▶ [TASK DETAILS] Return all lines with the word "detached" in them.

▶ [EXTRACTED RECORDS]

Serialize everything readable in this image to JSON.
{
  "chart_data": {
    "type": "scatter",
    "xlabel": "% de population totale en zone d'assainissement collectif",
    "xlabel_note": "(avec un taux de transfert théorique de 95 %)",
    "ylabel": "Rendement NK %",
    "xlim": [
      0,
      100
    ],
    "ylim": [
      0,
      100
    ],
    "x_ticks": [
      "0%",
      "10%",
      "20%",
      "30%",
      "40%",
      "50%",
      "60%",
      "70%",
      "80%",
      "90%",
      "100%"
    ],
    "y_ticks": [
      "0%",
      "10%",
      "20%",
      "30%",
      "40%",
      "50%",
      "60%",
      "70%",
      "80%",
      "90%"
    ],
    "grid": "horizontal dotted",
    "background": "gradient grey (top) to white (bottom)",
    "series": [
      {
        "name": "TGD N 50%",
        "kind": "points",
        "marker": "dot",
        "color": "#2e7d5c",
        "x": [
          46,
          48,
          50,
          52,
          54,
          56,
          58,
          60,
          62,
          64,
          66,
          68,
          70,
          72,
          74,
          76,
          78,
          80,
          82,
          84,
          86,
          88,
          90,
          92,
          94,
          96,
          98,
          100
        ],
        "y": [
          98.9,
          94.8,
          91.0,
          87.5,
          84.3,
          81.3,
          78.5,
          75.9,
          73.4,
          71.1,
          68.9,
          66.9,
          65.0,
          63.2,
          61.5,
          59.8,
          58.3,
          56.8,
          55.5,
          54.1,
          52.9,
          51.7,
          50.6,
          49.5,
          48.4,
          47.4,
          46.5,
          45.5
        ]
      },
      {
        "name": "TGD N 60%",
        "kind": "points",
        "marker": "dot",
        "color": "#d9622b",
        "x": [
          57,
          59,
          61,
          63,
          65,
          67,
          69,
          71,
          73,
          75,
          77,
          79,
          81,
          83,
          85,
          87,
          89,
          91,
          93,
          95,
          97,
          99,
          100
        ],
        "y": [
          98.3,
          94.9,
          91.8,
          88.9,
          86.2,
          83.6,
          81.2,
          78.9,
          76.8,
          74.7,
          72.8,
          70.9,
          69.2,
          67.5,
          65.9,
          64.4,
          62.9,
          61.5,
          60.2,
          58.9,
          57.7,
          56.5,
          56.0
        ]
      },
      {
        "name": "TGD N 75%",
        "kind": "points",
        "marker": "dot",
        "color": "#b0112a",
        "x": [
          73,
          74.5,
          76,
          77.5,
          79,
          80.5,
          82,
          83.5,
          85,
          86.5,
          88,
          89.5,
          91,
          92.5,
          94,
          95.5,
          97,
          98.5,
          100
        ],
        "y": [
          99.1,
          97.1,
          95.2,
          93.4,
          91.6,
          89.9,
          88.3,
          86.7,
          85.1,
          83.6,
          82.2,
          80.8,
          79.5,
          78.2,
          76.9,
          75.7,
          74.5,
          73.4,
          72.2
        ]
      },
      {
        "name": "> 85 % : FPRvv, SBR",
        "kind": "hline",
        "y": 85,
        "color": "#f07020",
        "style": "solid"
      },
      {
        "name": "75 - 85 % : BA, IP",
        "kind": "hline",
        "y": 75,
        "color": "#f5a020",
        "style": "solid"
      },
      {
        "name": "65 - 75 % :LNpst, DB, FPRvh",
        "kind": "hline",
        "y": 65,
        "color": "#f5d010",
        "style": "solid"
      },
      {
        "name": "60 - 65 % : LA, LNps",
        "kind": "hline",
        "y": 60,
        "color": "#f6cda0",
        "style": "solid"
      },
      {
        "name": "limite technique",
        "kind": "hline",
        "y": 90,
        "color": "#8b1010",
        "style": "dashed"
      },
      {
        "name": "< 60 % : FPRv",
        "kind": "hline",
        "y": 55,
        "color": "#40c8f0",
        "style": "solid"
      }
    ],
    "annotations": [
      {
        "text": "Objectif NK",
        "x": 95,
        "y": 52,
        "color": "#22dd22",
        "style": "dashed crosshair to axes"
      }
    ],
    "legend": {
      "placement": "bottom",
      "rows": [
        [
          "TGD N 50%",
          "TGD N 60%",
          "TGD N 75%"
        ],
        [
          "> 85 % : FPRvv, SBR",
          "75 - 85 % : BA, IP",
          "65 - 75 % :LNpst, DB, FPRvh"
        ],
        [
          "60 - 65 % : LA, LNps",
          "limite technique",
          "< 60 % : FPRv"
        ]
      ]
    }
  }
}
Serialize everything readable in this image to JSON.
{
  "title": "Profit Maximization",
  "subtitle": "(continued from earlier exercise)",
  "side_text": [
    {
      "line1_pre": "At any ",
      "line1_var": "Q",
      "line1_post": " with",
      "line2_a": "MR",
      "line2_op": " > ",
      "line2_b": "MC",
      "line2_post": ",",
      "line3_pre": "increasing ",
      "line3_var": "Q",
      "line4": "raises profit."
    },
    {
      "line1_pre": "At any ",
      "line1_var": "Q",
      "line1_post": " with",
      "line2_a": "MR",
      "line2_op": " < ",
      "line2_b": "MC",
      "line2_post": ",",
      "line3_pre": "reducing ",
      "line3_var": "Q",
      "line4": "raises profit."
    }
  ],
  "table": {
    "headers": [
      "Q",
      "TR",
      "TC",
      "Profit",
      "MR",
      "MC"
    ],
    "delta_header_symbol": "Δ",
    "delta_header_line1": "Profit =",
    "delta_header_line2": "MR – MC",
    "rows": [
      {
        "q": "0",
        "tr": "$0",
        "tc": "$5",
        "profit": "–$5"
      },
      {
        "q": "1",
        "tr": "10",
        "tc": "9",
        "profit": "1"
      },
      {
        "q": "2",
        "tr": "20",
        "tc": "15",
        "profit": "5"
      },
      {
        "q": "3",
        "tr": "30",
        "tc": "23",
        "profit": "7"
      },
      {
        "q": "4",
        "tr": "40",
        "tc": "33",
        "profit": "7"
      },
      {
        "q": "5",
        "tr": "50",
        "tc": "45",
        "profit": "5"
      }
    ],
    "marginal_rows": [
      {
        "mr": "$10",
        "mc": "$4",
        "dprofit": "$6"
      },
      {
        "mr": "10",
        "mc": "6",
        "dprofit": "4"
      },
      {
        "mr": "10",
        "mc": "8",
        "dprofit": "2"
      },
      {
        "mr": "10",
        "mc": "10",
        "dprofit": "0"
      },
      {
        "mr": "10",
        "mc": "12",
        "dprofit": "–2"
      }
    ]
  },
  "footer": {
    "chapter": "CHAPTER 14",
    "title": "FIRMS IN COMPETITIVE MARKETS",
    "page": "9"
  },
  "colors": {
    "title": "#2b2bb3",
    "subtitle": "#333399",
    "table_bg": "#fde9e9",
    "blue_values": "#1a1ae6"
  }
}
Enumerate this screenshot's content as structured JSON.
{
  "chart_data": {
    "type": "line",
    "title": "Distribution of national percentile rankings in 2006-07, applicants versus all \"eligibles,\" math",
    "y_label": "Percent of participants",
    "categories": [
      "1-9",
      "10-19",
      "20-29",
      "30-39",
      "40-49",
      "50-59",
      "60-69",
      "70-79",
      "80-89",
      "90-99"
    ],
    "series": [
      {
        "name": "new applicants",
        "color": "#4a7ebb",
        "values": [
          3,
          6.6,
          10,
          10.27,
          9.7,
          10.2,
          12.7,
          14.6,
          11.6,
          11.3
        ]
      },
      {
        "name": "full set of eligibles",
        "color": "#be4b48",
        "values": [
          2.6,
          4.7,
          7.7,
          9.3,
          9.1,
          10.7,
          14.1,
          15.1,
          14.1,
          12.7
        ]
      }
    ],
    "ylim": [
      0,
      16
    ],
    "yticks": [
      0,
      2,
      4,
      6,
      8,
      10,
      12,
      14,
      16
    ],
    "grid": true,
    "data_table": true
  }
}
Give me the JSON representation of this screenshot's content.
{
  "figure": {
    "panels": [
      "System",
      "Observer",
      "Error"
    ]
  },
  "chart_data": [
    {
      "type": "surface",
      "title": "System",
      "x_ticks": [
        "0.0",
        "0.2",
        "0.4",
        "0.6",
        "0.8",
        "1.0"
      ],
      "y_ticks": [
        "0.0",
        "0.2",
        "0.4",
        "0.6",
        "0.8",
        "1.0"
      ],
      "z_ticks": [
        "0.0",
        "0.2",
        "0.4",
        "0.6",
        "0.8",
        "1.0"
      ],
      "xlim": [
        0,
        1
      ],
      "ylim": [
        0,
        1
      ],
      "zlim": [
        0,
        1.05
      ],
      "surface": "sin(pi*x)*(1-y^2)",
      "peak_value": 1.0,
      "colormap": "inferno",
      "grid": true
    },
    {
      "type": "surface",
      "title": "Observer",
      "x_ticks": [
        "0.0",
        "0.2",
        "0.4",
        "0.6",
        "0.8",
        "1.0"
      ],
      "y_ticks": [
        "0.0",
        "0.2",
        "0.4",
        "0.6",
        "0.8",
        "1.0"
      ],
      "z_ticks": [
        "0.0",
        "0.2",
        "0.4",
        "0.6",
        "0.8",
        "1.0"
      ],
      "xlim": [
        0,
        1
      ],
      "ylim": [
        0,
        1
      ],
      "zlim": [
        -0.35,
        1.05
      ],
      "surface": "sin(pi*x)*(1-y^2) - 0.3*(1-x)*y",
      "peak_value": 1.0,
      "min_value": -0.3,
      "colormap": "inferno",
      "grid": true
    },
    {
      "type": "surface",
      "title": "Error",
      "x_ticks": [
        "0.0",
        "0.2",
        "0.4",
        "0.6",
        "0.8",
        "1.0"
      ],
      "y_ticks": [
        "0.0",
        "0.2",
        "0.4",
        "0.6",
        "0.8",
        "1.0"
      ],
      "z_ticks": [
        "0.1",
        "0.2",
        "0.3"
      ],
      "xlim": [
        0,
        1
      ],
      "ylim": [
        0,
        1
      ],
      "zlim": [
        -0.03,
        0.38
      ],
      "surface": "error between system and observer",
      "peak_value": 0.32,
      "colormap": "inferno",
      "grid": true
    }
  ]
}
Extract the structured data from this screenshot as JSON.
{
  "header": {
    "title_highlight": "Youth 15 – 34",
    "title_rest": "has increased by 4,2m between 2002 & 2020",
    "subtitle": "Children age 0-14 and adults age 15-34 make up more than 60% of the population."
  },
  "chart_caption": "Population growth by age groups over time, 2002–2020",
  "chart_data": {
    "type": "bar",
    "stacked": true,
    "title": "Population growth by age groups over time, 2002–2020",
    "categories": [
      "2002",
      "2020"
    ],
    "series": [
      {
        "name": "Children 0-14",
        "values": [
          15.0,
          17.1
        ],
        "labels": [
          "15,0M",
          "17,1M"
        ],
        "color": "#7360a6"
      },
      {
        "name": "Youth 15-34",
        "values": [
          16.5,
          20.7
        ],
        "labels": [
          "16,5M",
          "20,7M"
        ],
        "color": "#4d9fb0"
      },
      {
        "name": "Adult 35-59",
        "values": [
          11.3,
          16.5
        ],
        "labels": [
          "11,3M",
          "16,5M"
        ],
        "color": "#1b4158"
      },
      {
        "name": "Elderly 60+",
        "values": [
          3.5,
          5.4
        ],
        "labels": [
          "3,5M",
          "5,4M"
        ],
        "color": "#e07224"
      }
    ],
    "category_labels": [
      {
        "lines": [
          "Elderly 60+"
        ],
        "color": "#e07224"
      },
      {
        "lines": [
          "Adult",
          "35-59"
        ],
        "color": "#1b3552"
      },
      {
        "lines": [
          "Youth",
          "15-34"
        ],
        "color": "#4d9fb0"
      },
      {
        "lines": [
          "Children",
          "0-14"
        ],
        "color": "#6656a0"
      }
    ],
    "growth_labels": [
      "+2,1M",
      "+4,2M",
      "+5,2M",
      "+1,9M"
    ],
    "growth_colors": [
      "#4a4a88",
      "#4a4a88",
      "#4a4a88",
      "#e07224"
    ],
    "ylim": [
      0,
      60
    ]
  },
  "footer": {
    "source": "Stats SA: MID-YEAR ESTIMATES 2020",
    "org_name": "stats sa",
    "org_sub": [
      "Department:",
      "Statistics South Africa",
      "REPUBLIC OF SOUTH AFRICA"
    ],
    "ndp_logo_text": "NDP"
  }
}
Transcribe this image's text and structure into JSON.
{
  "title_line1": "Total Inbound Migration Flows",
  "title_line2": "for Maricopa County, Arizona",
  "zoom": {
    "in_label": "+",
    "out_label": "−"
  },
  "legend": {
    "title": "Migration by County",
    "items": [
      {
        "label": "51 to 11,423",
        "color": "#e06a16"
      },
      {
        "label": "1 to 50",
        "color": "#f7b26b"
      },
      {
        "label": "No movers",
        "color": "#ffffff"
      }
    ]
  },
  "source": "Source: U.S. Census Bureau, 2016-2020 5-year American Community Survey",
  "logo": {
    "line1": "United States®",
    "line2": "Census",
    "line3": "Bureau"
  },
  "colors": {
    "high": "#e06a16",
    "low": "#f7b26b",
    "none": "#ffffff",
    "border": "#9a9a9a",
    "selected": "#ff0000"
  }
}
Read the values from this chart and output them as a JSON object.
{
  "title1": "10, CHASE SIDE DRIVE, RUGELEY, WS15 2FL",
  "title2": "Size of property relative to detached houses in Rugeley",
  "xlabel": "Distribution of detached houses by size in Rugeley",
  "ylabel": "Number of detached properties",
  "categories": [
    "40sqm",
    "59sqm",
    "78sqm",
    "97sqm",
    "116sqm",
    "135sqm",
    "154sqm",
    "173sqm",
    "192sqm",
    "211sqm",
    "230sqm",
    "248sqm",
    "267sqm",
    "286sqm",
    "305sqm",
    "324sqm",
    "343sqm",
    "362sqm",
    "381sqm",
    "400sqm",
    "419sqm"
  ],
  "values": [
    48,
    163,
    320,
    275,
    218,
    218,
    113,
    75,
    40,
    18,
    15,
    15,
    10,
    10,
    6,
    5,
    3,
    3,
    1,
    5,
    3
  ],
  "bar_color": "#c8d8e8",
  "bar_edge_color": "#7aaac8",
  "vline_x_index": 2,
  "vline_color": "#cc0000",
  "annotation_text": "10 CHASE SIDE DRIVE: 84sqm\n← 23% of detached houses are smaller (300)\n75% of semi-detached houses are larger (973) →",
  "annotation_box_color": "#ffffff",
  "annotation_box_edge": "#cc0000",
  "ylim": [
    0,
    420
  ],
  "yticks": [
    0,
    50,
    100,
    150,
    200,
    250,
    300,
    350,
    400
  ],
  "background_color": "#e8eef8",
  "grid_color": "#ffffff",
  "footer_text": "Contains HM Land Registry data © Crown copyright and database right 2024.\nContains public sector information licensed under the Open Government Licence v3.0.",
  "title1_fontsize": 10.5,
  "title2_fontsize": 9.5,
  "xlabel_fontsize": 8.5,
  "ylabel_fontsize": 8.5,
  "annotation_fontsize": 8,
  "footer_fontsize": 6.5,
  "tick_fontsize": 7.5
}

▶ [FINAL RESULT]
  "title2": "Size of property relative to detached houses in Rugeley",
  "xlabel": "Distribution of detached houses by size in Rugeley",
  "ylabel": "Number of detached properties",
  "annotation_text": "10 CHASE SIDE DRIVE: 84sqm\n← 23% of detached houses are smaller (300)\n75% of semi-detached houses are larger (973) →",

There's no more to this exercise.